* **Tasks to carry out**:
1. In the captions about the submarines Olympus and Okanagan, which tugs pulled and pushed Floating drydock HM1 and Okanagan?
2. Mark each statement yes or no against the submarine captions, quoting the words that decide it: (a) Olympus was used only for training and stayed alongside the jetty at all times. (b) The wheel fitted on Olympus produced a small amount of thrust. (c) Okanagan's final journey was to the breaker's yard at Port Maitland.
3. Carry on the captions about the submarines Olympus and Okanagan from the point where they stop.

* **Given passage**:
## begin
This is one of the "No-Thrust Wheels" fitted on Olympus. It is basically a water wheel with a ring around the outside. When rotating, it placed a load on the motor/generator/diesel but produced no thrust whatsoever. This was an ideal arrangement for training engine room crew since Olympus was a training sub only and remained alongside the jetty at all times. Here, the retired sub is passing through the Welland Canal around September 15/11. (Photo by Jim Brewer) 

Okanagan in Halifax on August 11, 2011. She has just been fully rigged for her voyage to Hamilton.  Floating drydock HM1 and Okanagan were pulled and pushed by the tugs TONY MACKAY and MOLLY M 1. (Photo by Kenneth Watson) 
Above and below. Okanagan is clearing the St. Catherine lock on the St. Lawrence Seaway on Aug 17, 2011. (Photos by Dwayne Hill) 
OKANAGAN passes through the Kahnawake Mohawk reserve on August 17, 2011. She is being towed by the Tony Mackay. She cleared the Welland Canal around September 22, 2011. (Photo by Kent Malo)

Above and below: Okanagan's final journey to the breaker's yard at Port Maitland. These photos were taken below Lock 2 on the Welland Canal on Sept 22, 2011. (Photo by Ian Baker VE3OZN)
Firefighters battle the blaze aboard Olympus. (Photo courtesy Design House/Special to the Hamilton Spectator) 
On October 11, 2011 Port Maitland/Haldimand firefighters battled and  unusual blaze aboard Olympus now located  the yard of Marine Recycling Corp., Feeder Canal Road East near Lowbanks.
## end
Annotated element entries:
## begin
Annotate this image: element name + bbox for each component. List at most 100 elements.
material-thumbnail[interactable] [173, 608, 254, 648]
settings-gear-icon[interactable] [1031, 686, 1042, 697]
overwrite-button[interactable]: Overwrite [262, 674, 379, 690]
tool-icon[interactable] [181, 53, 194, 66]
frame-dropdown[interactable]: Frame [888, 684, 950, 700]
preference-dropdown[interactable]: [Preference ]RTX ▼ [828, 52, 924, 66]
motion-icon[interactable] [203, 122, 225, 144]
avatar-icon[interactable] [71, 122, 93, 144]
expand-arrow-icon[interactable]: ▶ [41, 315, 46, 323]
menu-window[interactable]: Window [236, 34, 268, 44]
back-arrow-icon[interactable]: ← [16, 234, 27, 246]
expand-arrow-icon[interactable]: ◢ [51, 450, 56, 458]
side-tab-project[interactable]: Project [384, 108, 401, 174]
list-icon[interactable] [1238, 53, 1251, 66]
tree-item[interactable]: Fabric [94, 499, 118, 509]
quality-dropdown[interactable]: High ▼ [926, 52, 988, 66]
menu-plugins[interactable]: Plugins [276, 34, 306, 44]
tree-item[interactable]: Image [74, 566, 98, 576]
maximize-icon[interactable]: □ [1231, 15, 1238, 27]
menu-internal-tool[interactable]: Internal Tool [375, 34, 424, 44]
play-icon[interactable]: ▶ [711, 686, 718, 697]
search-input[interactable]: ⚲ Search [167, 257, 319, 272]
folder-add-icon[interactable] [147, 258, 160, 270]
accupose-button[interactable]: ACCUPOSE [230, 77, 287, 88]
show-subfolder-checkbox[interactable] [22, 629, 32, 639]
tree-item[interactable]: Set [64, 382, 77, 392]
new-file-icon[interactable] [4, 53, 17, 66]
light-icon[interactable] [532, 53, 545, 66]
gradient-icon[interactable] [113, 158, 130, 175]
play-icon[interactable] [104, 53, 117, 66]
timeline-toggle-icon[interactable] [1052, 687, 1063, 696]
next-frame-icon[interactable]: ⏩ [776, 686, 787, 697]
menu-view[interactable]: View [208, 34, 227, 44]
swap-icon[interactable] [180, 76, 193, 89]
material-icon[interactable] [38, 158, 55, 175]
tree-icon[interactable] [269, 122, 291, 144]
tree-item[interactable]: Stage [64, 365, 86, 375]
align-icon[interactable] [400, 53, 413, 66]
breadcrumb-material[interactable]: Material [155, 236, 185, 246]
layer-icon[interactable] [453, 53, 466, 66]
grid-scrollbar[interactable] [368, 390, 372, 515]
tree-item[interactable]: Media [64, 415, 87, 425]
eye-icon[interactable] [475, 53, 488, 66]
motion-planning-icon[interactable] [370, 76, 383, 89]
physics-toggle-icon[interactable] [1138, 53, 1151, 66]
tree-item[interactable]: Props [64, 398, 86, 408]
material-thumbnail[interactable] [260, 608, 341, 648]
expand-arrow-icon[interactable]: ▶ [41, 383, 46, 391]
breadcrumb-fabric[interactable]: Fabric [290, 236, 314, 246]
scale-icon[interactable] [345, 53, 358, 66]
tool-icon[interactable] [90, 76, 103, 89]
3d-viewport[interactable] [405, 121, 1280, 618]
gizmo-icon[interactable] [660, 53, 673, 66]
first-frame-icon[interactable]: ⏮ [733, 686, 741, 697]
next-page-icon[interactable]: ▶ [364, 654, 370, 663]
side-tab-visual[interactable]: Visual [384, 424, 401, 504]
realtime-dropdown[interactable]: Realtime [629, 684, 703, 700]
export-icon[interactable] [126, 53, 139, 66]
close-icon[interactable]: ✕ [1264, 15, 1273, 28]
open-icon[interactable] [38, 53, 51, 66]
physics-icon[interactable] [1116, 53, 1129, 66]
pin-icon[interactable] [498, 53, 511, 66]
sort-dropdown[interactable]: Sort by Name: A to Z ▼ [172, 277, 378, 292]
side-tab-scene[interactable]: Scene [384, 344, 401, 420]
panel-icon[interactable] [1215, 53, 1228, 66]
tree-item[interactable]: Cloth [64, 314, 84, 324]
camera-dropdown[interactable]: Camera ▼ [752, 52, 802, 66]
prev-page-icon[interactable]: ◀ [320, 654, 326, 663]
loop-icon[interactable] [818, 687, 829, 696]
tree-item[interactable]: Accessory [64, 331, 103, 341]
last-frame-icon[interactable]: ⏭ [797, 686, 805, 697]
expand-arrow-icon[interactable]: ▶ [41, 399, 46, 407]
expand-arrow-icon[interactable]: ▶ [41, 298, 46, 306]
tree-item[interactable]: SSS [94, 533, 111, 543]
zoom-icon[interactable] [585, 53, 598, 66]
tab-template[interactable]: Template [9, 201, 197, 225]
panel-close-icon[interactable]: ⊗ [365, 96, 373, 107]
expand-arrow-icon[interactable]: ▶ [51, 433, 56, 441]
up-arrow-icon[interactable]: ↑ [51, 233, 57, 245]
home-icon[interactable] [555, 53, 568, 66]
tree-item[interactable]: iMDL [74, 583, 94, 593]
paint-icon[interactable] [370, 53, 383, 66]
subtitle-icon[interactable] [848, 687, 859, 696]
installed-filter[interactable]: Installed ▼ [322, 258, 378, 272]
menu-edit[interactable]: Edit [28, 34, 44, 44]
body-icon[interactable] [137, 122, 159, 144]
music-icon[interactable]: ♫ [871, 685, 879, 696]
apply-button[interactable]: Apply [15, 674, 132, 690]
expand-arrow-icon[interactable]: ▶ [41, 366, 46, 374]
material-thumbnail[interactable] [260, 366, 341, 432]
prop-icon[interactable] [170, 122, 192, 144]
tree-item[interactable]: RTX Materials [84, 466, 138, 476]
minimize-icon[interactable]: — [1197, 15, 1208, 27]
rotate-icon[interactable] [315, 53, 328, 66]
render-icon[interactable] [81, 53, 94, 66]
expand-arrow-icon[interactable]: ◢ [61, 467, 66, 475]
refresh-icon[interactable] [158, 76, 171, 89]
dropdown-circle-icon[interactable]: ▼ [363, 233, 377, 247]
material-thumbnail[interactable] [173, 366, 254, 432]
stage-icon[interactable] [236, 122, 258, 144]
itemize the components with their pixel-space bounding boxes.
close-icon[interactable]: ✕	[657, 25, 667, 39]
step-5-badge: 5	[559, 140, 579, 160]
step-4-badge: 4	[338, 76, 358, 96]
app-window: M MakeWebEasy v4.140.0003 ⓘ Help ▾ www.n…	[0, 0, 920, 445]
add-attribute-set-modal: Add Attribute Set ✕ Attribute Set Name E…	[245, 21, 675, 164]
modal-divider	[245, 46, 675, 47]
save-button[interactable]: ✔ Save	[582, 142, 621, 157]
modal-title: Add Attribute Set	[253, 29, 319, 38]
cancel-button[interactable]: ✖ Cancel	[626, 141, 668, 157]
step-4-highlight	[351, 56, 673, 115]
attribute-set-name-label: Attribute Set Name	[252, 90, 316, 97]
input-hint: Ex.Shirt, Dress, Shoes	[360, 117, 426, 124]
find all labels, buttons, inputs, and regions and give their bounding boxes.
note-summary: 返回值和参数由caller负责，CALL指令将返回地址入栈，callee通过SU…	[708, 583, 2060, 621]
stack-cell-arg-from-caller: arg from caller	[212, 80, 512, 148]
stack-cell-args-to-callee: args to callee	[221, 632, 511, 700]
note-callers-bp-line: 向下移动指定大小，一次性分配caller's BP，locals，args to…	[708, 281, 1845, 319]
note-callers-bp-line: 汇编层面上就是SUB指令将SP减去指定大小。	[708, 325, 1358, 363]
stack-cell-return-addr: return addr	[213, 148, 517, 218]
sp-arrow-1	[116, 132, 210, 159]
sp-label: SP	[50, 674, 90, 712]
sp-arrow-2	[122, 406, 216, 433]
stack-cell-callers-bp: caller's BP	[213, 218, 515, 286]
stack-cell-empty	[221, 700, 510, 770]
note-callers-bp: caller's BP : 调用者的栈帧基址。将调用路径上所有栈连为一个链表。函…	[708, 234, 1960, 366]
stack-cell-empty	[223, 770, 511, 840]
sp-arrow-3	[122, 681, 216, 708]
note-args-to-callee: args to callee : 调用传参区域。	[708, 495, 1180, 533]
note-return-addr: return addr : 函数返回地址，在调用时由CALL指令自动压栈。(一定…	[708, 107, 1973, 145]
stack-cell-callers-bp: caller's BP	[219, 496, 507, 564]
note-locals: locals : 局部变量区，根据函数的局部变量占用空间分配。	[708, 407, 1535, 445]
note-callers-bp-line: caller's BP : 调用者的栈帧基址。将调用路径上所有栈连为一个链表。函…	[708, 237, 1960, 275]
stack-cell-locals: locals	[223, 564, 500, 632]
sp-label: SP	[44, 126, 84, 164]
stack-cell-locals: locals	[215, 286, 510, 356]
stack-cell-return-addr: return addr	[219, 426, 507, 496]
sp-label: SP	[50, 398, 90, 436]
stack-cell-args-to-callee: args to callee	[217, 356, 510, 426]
## end
* **Expected results**:
1. TONY MACKAY and MOLLY M 1.

2.
(a) Yes: "Olympus was a training sub only and remained alongside the jetty at all times"
(b) No: "produced no thrust whatsoever"
(c) Yes: "Okanagan's final journey to the breaker's yard at Port Maitland"

3.
The blaze started around noon inside the submarine, where workers were removing  parts. A grinder was in use at the time the fire started and a stray spark may have been the culprit. No one was injured but the exact cause may never be known. Feeding the fire was cork board, which lined the inside of the pressure hull.. Firefighters from six different Haldimand fire stations spent the afternoon fighting the smoky blaze with 12 fire trucks.

As of August 29 2011, the fate of Ojibwa is undecided. She is still in Halifax. Due to a standoff in government bureaucracy between two departments, she will either go to the scrap yard or will find her way to the Port Elgin Military Museum where the sub will be placed on display in Port Burwell, Ontario.

A major headache for the museum is the decision about when to dredge the harbour mouth and Otter Creek to accept the drydock that carries the sub. The Project Ojibwa group doesn't want to dredge anything until the submarine is on its way. But there is also no sense dredging in the fall of 2011 if the boat won't arrive until the  summer of 2012 when another costly dredge would be needed.

On 1 December 2011, The Elgin Military Museum was pleased to announce that it received a letter signed by the Honourable Peter MacKay, Minister of National Defence, that the Museum has now received “approval in principle of the donation of the Ojibwa submarine to the Elgin Military Museum” .The Museum is now moving on to Phase Two, which involves demonstrating to the Minister that the Museum has the necessary financing for the Project.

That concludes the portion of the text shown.